▶ **MATERIAL TO PROCESS**

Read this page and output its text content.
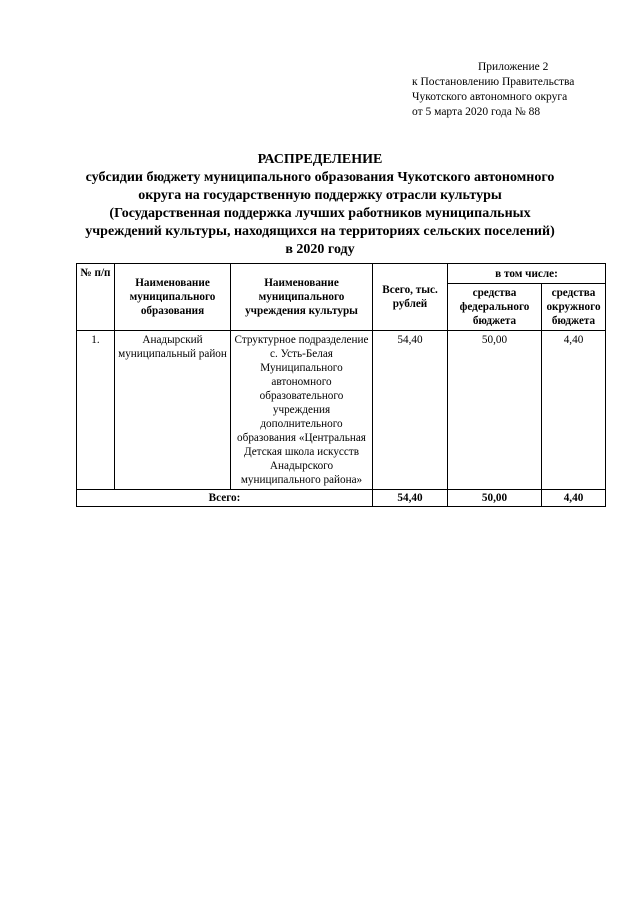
Приложение 2
к Постановлению Правительства
Чукотского автономного округа
от 5 марта 2020 года № 88
РАСПРЕДЕЛЕНИЕ
субсидии бюджету муниципального образования Чукотского автономного
округа на государственную поддержку отрасли культуры
(Государственная поддержка лучших работников муниципальных
учреждений культуры, находящихся на территориях сельских поселений)
в 2020 году
№ п/п	Наименование муниципального образования	Наименование муниципального учреждения культуры	Всего, тыс. рублей	в том числе:	
				средства федерального бюджета	средства окружного бюджета
1.	Анадырский муниципальный район	Структурное подразделение с. Усть-Белая Муниципального автономного образовательного учреждения дополнительного образования «Центральная Детская школа искусств Анадырского муниципального района»	54,40	50,00	4,40
Всего:			54,40	50,00	4,40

▶ **TASK TO CARRY OUT**
Each line above is to be copied verbatim. Drop any image from the copy.

▶ **CORRECT RESULT**
Read this page and output its text content.
Приложение 2
к Постановлению Правительства
Чукотского автономного округа
от 5 марта 2020 года № 88
РАСПРЕДЕЛЕНИЕ
субсидии бюджету муниципального образования Чукотского автономного
округа на государственную поддержку отрасли культуры
(Государственная поддержка лучших работников муниципальных
учреждений культуры, находящихся на территориях сельских поселений)
в 2020 году
№ п/п	Наименование муниципального образования	Наименование муниципального учреждения культуры	Всего, тыс. рублей	в том числе:	
				средства федерального бюджета	средства окружного бюджета
1.	Анадырский муниципальный район	Структурное подразделение с. Усть-Белая Муниципального автономного образовательного учреждения дополнительного образования «Центральная Детская школа искусств Анадырского муниципального района»	54,40	50,00	4,40
Всего:			54,40	50,00	4,40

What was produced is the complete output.